Dataset entries on figures
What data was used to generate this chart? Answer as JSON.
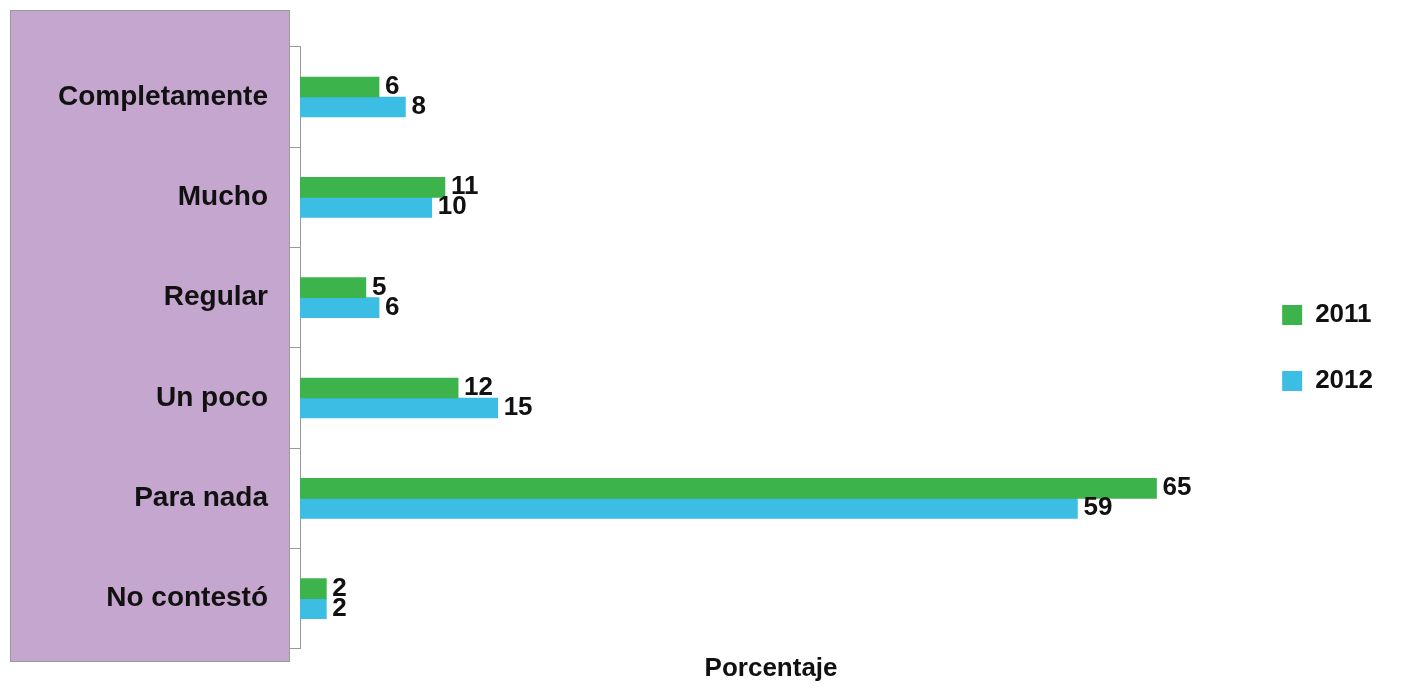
{
  "chart_data": {
    "type": "bar",
    "orientation": "horizontal",
    "xlabel": "Porcentaje",
    "categories": [
      "Completamente",
      "Mucho",
      "Regular",
      "Un poco",
      "Para nada",
      "No contestó"
    ],
    "series": [
      {
        "name": "2011",
        "color": "#3cb44b",
        "values": [
          6,
          11,
          5,
          12,
          65,
          2
        ]
      },
      {
        "name": "2012",
        "color": "#3bbde4",
        "values": [
          8,
          10,
          6,
          15,
          59,
          2
        ]
      }
    ],
    "data_labels": true,
    "legend": "right",
    "grid": false
  }
}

§ **Aim of the task**
Copy out all the entries exactly. Images stay out of the copy.

§ **Task response**
What data was used to generate this chart? Answer as JSON.
{
  "chart_data": {
    "type": "bar",
    "orientation": "horizontal",
    "xlabel": "Porcentaje",
    "categories": [
      "Completamente",
      "Mucho",
      "Regular",
      "Un poco",
      "Para nada",
      "No contestó"
    ],
    "series": [
      {
        "name": "2011",
        "color": "#3cb44b",
        "values": [
          6,
          11,
          5,
          12,
          65,
          2
        ]
      },
      {
        "name": "2012",
        "color": "#3bbde4",
        "values": [
          8,
          10,
          6,
          15,
          59,
          2
        ]
      }
    ],
    "data_labels": true,
    "legend": "right",
    "grid": false
  }
}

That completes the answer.